● THE EXERCISE
Copy out every record below exactly as written, but leave out any pictures.

● DATA PROVIDED
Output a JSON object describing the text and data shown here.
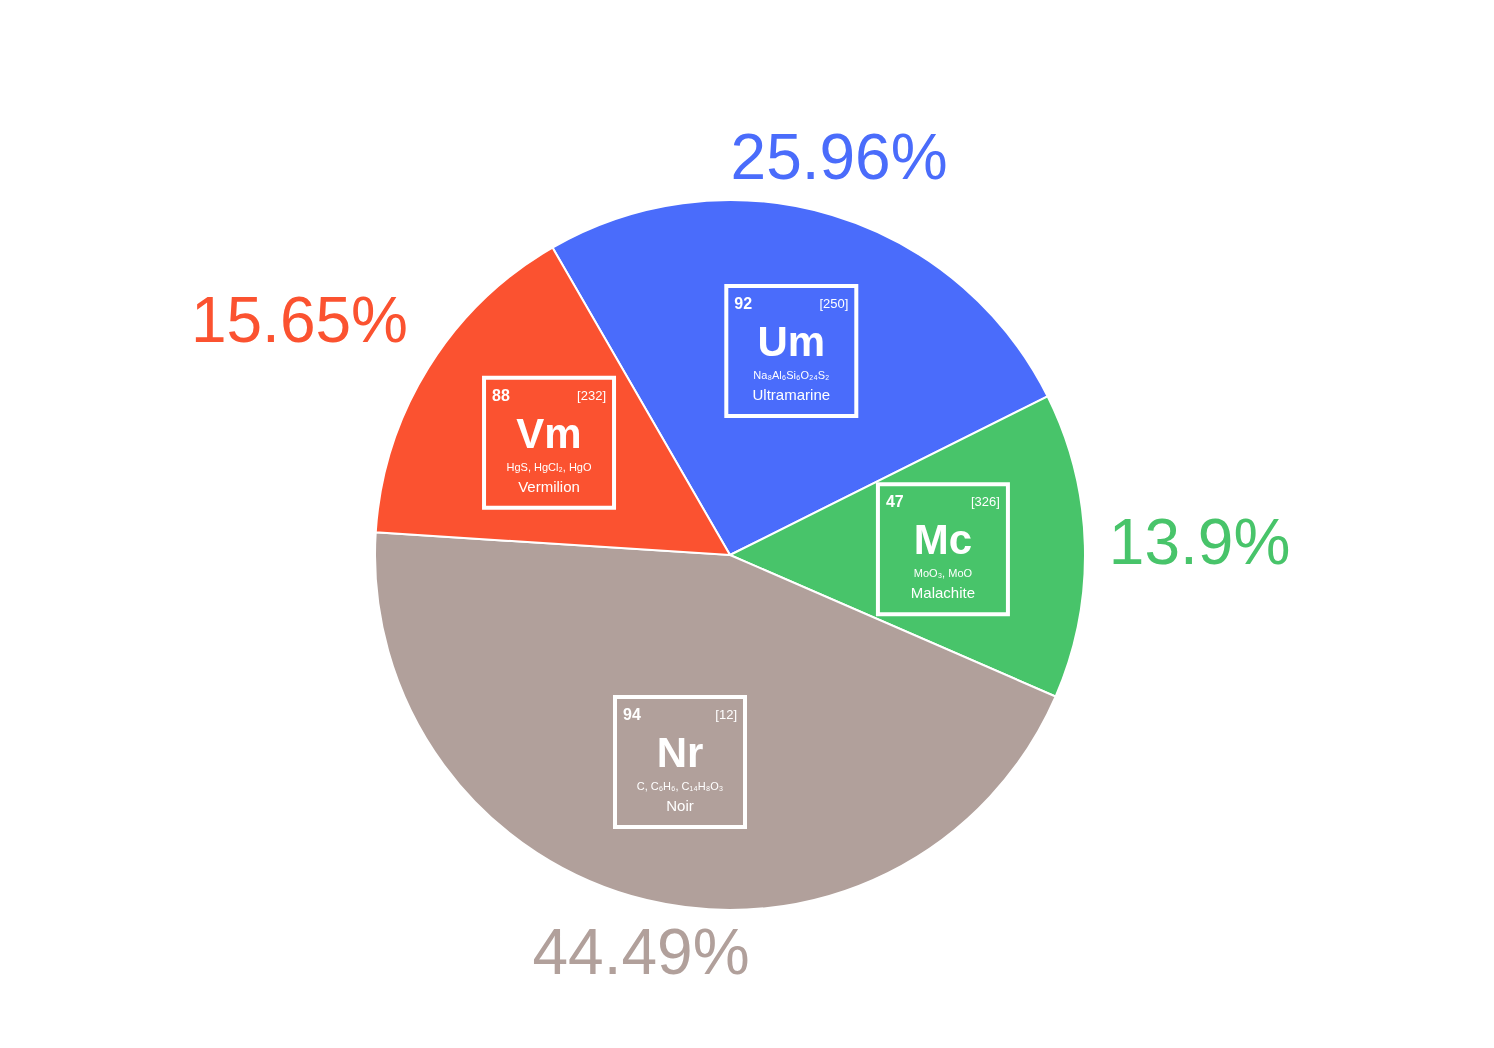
{
  "chart_data": {
    "type": "pie",
    "categories": [
      "Ultramarine",
      "Malachite",
      "Noir",
      "Vermilion"
    ],
    "values": [
      25.96,
      13.9,
      44.49,
      15.65
    ],
    "colors": [
      "#4a6cfb",
      "#48c46a",
      "#b1a09b",
      "#fb5230"
    ],
    "value_labels": [
      "25.96%",
      "13.9%",
      "44.49%",
      "15.65%"
    ],
    "annotations": [
      "92",
      "Um",
      "[250]",
      "Na₈Al₆Si₆O₂₄S₂",
      "47",
      "Mc",
      "[326]",
      "MoO₃, MoO",
      "94",
      "Nr",
      "[12]",
      "C, C₆H₆, C₁₄H₈O₃",
      "88",
      "Vm",
      "[232]",
      "HgS, HgCl₂, HgO"
    ],
    "legend": false
  }
}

● FULL ANSWER
Output a JSON object describing the text and data shown here.
{
  "chart_data": {
    "type": "pie",
    "categories": [
      "Ultramarine",
      "Malachite",
      "Noir",
      "Vermilion"
    ],
    "values": [
      25.96,
      13.9,
      44.49,
      15.65
    ],
    "colors": [
      "#4a6cfb",
      "#48c46a",
      "#b1a09b",
      "#fb5230"
    ],
    "value_labels": [
      "25.96%",
      "13.9%",
      "44.49%",
      "15.65%"
    ],
    "annotations": [
      "92",
      "Um",
      "[250]",
      "Na₈Al₆Si₆O₂₄S₂",
      "47",
      "Mc",
      "[326]",
      "MoO₃, MoO",
      "94",
      "Nr",
      "[12]",
      "C, C₆H₆, C₁₄H₈O₃",
      "88",
      "Vm",
      "[232]",
      "HgS, HgCl₂, HgO"
    ],
    "legend": false
  }
}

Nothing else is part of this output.